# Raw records
----
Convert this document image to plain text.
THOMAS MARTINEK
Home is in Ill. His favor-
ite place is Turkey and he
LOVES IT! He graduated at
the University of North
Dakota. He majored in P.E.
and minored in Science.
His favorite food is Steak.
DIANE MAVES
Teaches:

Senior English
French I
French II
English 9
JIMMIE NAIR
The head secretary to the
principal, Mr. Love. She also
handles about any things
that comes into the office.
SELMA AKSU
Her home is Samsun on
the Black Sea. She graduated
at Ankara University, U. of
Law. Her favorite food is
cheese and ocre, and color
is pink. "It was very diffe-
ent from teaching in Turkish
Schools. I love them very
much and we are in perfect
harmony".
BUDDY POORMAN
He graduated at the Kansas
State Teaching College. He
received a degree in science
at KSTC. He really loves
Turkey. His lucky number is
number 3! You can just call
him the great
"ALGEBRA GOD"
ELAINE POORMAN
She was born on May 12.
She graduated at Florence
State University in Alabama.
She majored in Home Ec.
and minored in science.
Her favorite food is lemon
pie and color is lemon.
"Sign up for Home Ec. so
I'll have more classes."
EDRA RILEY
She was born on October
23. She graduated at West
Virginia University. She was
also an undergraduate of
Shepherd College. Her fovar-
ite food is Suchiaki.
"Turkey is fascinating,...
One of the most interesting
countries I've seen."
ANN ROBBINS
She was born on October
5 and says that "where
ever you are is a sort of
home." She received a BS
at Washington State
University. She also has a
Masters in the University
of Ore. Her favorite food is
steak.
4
----
# Request
Copy every line above that includes the string "number".

# Reply
Turkey. His lucky number is
number 3! You can just call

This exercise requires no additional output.